Stored items from a collection:
- - -

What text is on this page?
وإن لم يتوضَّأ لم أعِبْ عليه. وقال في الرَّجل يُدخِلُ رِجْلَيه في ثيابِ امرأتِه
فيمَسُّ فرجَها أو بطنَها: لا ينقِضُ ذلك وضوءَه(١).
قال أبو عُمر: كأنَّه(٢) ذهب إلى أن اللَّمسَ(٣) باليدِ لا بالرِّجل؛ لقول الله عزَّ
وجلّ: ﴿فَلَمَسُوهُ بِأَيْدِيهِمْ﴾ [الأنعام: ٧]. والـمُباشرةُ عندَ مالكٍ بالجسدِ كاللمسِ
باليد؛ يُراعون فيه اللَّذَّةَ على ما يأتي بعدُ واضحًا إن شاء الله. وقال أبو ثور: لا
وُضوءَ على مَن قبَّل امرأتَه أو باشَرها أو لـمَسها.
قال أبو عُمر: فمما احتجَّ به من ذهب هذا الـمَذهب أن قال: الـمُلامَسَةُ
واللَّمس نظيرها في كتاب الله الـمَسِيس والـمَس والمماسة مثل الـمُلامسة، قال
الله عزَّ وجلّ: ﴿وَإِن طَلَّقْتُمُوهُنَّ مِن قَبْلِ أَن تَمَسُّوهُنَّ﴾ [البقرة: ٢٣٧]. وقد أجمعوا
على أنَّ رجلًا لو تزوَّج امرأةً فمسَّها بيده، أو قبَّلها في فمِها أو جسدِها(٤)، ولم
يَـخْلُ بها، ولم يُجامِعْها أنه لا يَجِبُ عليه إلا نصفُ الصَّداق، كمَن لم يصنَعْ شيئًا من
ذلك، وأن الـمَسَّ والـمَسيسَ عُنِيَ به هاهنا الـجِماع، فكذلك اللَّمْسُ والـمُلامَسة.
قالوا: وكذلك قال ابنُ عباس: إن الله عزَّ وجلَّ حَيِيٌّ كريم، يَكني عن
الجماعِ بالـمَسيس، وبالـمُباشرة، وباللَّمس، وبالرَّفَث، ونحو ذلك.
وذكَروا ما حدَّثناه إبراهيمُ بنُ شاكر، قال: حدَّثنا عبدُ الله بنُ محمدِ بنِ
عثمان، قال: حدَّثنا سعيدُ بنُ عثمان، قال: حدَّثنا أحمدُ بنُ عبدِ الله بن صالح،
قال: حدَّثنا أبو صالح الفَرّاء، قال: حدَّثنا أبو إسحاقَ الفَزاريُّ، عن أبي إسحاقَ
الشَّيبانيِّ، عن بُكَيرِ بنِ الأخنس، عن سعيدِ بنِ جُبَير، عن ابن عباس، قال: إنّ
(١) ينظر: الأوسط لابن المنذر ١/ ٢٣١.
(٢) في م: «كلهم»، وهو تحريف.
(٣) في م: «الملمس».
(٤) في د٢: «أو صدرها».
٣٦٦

- - -

Only the number is wanted: how many lines in the entries above contain the string "وقال"?

**SOLUTION TO THIS PROBLEM**
2